WORK INSTRUCTIONS: Without the pictures, return each record as it appears.

** START OF DATASET ROWS **

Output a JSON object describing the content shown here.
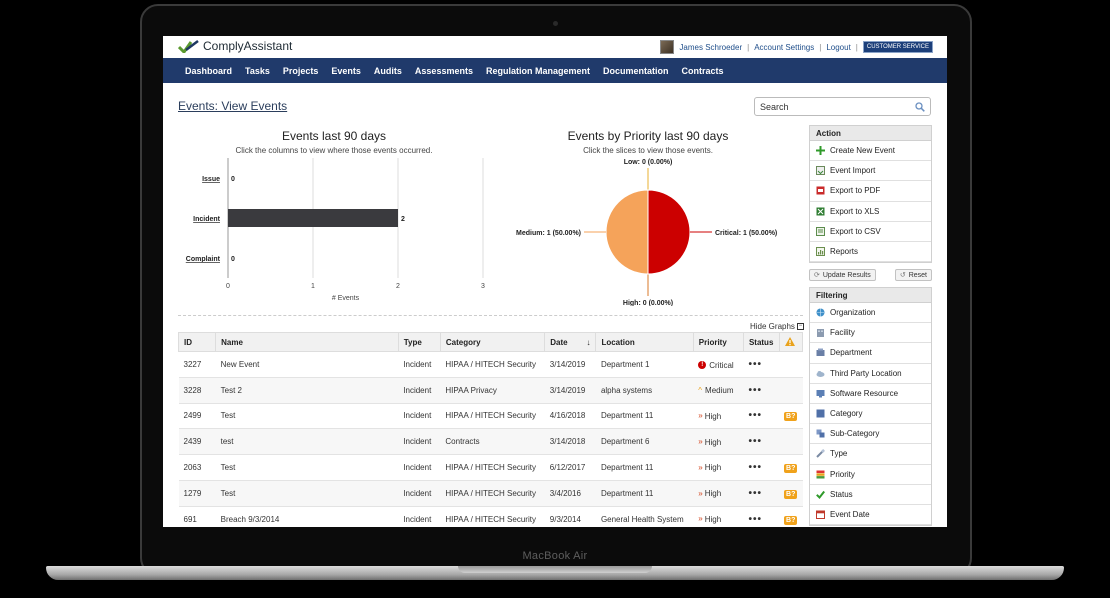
{
  "device_label": "MacBook Air",
  "app": {
    "logo_text": "ComplyAssistant",
    "user_name": "James Schroeder",
    "account_settings": "Account Settings",
    "logout": "Logout",
    "customer_service": "CUSTOMER SERVICE",
    "separator": "|"
  },
  "nav": [
    "Dashboard",
    "Tasks",
    "Projects",
    "Events",
    "Audits",
    "Assessments",
    "Regulation Management",
    "Documentation",
    "Contracts"
  ],
  "page_title": "Events: View Events",
  "search": {
    "placeholder": "Search"
  },
  "bar_chart": {
    "title": "Events last 90 days",
    "subtitle": "Click the columns to view where those events occurred."
  },
  "pie_chart": {
    "title": "Events by Priority last 90 days",
    "subtitle": "Click the slices to view those events."
  },
  "chart_data": [
    {
      "type": "bar",
      "orientation": "horizontal",
      "title": "Events last 90 days",
      "subtitle": "Click the columns to view where those events occurred.",
      "categories": [
        "Issue",
        "Incident",
        "Complaint"
      ],
      "values": [
        0,
        2,
        0
      ],
      "xlabel": "# Events",
      "xlim": [
        0,
        3
      ],
      "xticks": [
        "0",
        "1",
        "2",
        "3"
      ],
      "grid": true,
      "color": "#3a3a3e"
    },
    {
      "type": "pie",
      "title": "Events by Priority last 90 days",
      "subtitle": "Click the slices to view those events.",
      "slices": [
        {
          "label": "Low: 0 (0.00%)",
          "value": 0,
          "color": "#e9b230"
        },
        {
          "label": "Critical: 1 (50.00%)",
          "value": 1,
          "color": "#cc0000"
        },
        {
          "label": "High: 0 (0.00%)",
          "value": 0,
          "color": "#d97a2a"
        },
        {
          "label": "Medium: 1 (50.00%)",
          "value": 1,
          "color": "#f5a35a"
        }
      ]
    }
  ],
  "hide_graphs": "Hide Graphs",
  "table": {
    "headers": [
      "ID",
      "Name",
      "Type",
      "Category",
      "Date",
      "Location",
      "Priority",
      "Status"
    ],
    "rows": [
      {
        "id": "3227",
        "name": "New Event",
        "type": "Incident",
        "category": "HIPAA / HITECH Security",
        "date": "3/14/2019",
        "location": "Department 1",
        "priority": "Critical",
        "status": "•••",
        "badge": ""
      },
      {
        "id": "3228",
        "name": "Test 2",
        "type": "Incident",
        "category": "HIPAA Privacy",
        "date": "3/14/2019",
        "location": "alpha systems",
        "priority": "Medium",
        "status": "•••",
        "badge": ""
      },
      {
        "id": "2499",
        "name": "Test",
        "type": "Incident",
        "category": "HIPAA / HITECH Security",
        "date": "4/16/2018",
        "location": "Department 11",
        "priority": "High",
        "status": "•••",
        "badge": "B?"
      },
      {
        "id": "2439",
        "name": "test",
        "type": "Incident",
        "category": "Contracts",
        "date": "3/14/2018",
        "location": "Department 6",
        "priority": "High",
        "status": "•••",
        "badge": ""
      },
      {
        "id": "2063",
        "name": "Test",
        "type": "Incident",
        "category": "HIPAA / HITECH Security",
        "date": "6/12/2017",
        "location": "Department 11",
        "priority": "High",
        "status": "•••",
        "badge": "B?"
      },
      {
        "id": "1279",
        "name": "Test",
        "type": "Incident",
        "category": "HIPAA / HITECH Security",
        "date": "3/4/2016",
        "location": "Department 11",
        "priority": "High",
        "status": "•••",
        "badge": "B?"
      },
      {
        "id": "691",
        "name": "Breach 9/3/2014",
        "type": "Incident",
        "category": "HIPAA / HITECH Security",
        "date": "9/3/2014",
        "location": "General Health System",
        "priority": "High",
        "status": "•••",
        "badge": "B?"
      }
    ]
  },
  "action_panel": {
    "title": "Action",
    "items": [
      "Create New Event",
      "Event Import",
      "Export to PDF",
      "Export to XLS",
      "Export to CSV",
      "Reports"
    ]
  },
  "buttons": {
    "update": "Update Results",
    "reset": "Reset"
  },
  "filter_panel": {
    "title": "Filtering",
    "items": [
      "Organization",
      "Facility",
      "Department",
      "Third Party Location",
      "Software Resource",
      "Category",
      "Sub-Category",
      "Type",
      "Priority",
      "Status",
      "Event Date"
    ]
  }
}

** END OF DATASET ROWS **

EXERCISE RESPONSE:
Output a JSON object describing the content shown here.
{
  "device_label": "MacBook Air",
  "app": {
    "logo_text": "ComplyAssistant",
    "user_name": "James Schroeder",
    "account_settings": "Account Settings",
    "logout": "Logout",
    "customer_service": "CUSTOMER SERVICE",
    "separator": "|"
  },
  "nav": [
    "Dashboard",
    "Tasks",
    "Projects",
    "Events",
    "Audits",
    "Assessments",
    "Regulation Management",
    "Documentation",
    "Contracts"
  ],
  "page_title": "Events: View Events",
  "search": {
    "placeholder": "Search"
  },
  "bar_chart": {
    "title": "Events last 90 days",
    "subtitle": "Click the columns to view where those events occurred."
  },
  "pie_chart": {
    "title": "Events by Priority last 90 days",
    "subtitle": "Click the slices to view those events."
  },
  "chart_data": [
    {
      "type": "bar",
      "orientation": "horizontal",
      "title": "Events last 90 days",
      "subtitle": "Click the columns to view where those events occurred.",
      "categories": [
        "Issue",
        "Incident",
        "Complaint"
      ],
      "values": [
        0,
        2,
        0
      ],
      "xlabel": "# Events",
      "xlim": [
        0,
        3
      ],
      "xticks": [
        "0",
        "1",
        "2",
        "3"
      ],
      "grid": true,
      "color": "#3a3a3e"
    },
    {
      "type": "pie",
      "title": "Events by Priority last 90 days",
      "subtitle": "Click the slices to view those events.",
      "slices": [
        {
          "label": "Low: 0 (0.00%)",
          "value": 0,
          "color": "#e9b230"
        },
        {
          "label": "Critical: 1 (50.00%)",
          "value": 1,
          "color": "#cc0000"
        },
        {
          "label": "High: 0 (0.00%)",
          "value": 0,
          "color": "#d97a2a"
        },
        {
          "label": "Medium: 1 (50.00%)",
          "value": 1,
          "color": "#f5a35a"
        }
      ]
    }
  ],
  "hide_graphs": "Hide Graphs",
  "table": {
    "headers": [
      "ID",
      "Name",
      "Type",
      "Category",
      "Date",
      "Location",
      "Priority",
      "Status"
    ],
    "rows": [
      {
        "id": "3227",
        "name": "New Event",
        "type": "Incident",
        "category": "HIPAA / HITECH Security",
        "date": "3/14/2019",
        "location": "Department 1",
        "priority": "Critical",
        "status": "•••",
        "badge": ""
      },
      {
        "id": "3228",
        "name": "Test 2",
        "type": "Incident",
        "category": "HIPAA Privacy",
        "date": "3/14/2019",
        "location": "alpha systems",
        "priority": "Medium",
        "status": "•••",
        "badge": ""
      },
      {
        "id": "2499",
        "name": "Test",
        "type": "Incident",
        "category": "HIPAA / HITECH Security",
        "date": "4/16/2018",
        "location": "Department 11",
        "priority": "High",
        "status": "•••",
        "badge": "B?"
      },
      {
        "id": "2439",
        "name": "test",
        "type": "Incident",
        "category": "Contracts",
        "date": "3/14/2018",
        "location": "Department 6",
        "priority": "High",
        "status": "•••",
        "badge": ""
      },
      {
        "id": "2063",
        "name": "Test",
        "type": "Incident",
        "category": "HIPAA / HITECH Security",
        "date": "6/12/2017",
        "location": "Department 11",
        "priority": "High",
        "status": "•••",
        "badge": "B?"
      },
      {
        "id": "1279",
        "name": "Test",
        "type": "Incident",
        "category": "HIPAA / HITECH Security",
        "date": "3/4/2016",
        "location": "Department 11",
        "priority": "High",
        "status": "•••",
        "badge": "B?"
      },
      {
        "id": "691",
        "name": "Breach 9/3/2014",
        "type": "Incident",
        "category": "HIPAA / HITECH Security",
        "date": "9/3/2014",
        "location": "General Health System",
        "priority": "High",
        "status": "•••",
        "badge": "B?"
      }
    ]
  },
  "action_panel": {
    "title": "Action",
    "items": [
      "Create New Event",
      "Event Import",
      "Export to PDF",
      "Export to XLS",
      "Export to CSV",
      "Reports"
    ]
  },
  "buttons": {
    "update": "Update Results",
    "reset": "Reset"
  },
  "filter_panel": {
    "title": "Filtering",
    "items": [
      "Organization",
      "Facility",
      "Department",
      "Third Party Location",
      "Software Resource",
      "Category",
      "Sub-Category",
      "Type",
      "Priority",
      "Status",
      "Event Date"
    ]
  }
}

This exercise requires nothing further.